Items listed in a dataset:
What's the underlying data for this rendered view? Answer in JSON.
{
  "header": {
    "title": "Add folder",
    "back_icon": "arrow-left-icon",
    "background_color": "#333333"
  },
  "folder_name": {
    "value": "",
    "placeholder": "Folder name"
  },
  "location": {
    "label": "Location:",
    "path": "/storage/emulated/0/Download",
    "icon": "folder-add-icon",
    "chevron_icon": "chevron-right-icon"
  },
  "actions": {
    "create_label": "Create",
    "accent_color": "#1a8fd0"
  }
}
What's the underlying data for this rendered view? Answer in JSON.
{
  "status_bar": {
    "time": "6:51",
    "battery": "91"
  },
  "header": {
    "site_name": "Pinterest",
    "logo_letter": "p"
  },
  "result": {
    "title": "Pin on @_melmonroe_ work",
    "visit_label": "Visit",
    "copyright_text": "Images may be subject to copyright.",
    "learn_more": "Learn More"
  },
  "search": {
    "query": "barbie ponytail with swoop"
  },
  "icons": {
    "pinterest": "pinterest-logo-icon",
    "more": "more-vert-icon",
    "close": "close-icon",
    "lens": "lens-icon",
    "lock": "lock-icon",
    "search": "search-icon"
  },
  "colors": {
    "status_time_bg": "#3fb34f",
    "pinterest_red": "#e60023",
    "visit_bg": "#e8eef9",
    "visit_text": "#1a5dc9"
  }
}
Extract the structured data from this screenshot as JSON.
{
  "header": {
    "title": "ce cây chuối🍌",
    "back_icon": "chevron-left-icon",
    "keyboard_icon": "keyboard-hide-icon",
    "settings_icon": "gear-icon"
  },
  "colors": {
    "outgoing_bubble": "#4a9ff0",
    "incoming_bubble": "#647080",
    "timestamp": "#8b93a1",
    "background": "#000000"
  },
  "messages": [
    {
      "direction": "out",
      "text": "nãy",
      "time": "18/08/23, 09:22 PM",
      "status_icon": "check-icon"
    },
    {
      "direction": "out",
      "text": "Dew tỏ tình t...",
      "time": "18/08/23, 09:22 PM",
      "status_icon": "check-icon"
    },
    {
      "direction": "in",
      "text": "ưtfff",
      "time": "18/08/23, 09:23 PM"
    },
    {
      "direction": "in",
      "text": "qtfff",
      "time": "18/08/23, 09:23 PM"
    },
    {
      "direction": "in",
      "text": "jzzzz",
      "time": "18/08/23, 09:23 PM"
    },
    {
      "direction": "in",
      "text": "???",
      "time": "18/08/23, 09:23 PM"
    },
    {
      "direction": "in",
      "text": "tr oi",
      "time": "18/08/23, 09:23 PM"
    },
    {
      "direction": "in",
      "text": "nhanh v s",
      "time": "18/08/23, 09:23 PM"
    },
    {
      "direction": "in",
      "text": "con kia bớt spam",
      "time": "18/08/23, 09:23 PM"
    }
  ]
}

_Required work_
Reproduce the entries above in full by retyping them exactly.

_Result of this task_
What's the underlying data for this rendered view? Answer in JSON.
{
  "header": {
    "title": "Add folder",
    "back_icon": "arrow-left-icon",
    "background_color": "#333333"
  },
  "folder_name": {
    "value": "",
    "placeholder": "Folder name"
  },
  "location": {
    "label": "Location:",
    "path": "/storage/emulated/0/Download",
    "icon": "folder-add-icon",
    "chevron_icon": "chevron-right-icon"
  },
  "actions": {
    "create_label": "Create",
    "accent_color": "#1a8fd0"
  }
}
What's the underlying data for this rendered view? Answer in JSON.
{
  "status_bar": {
    "time": "6:51",
    "battery": "91"
  },
  "header": {
    "site_name": "Pinterest",
    "logo_letter": "p"
  },
  "result": {
    "title": "Pin on @_melmonroe_ work",
    "visit_label": "Visit",
    "copyright_text": "Images may be subject to copyright.",
    "learn_more": "Learn More"
  },
  "search": {
    "query": "barbie ponytail with swoop"
  },
  "icons": {
    "pinterest": "pinterest-logo-icon",
    "more": "more-vert-icon",
    "close": "close-icon",
    "lens": "lens-icon",
    "lock": "lock-icon",
    "search": "search-icon"
  },
  "colors": {
    "status_time_bg": "#3fb34f",
    "pinterest_red": "#e60023",
    "visit_bg": "#e8eef9",
    "visit_text": "#1a5dc9"
  }
}
Extract the structured data from this screenshot as JSON.
{
  "header": {
    "title": "ce cây chuối🍌",
    "back_icon": "chevron-left-icon",
    "keyboard_icon": "keyboard-hide-icon",
    "settings_icon": "gear-icon"
  },
  "colors": {
    "outgoing_bubble": "#4a9ff0",
    "incoming_bubble": "#647080",
    "timestamp": "#8b93a1",
    "background": "#000000"
  },
  "messages": [
    {
      "direction": "out",
      "text": "nãy",
      "time": "18/08/23, 09:22 PM",
      "status_icon": "check-icon"
    },
    {
      "direction": "out",
      "text": "Dew tỏ tình t...",
      "time": "18/08/23, 09:22 PM",
      "status_icon": "check-icon"
    },
    {
      "direction": "in",
      "text": "ưtfff",
      "time": "18/08/23, 09:23 PM"
    },
    {
      "direction": "in",
      "text": "qtfff",
      "time": "18/08/23, 09:23 PM"
    },
    {
      "direction": "in",
      "text": "jzzzz",
      "time": "18/08/23, 09:23 PM"
    },
    {
      "direction": "in",
      "text": "???",
      "time": "18/08/23, 09:23 PM"
    },
    {
      "direction": "in",
      "text": "tr oi",
      "time": "18/08/23, 09:23 PM"
    },
    {
      "direction": "in",
      "text": "nhanh v s",
      "time": "18/08/23, 09:23 PM"
    },
    {
      "direction": "in",
      "text": "con kia bớt spam",
      "time": "18/08/23, 09:23 PM"
    }
  ]
}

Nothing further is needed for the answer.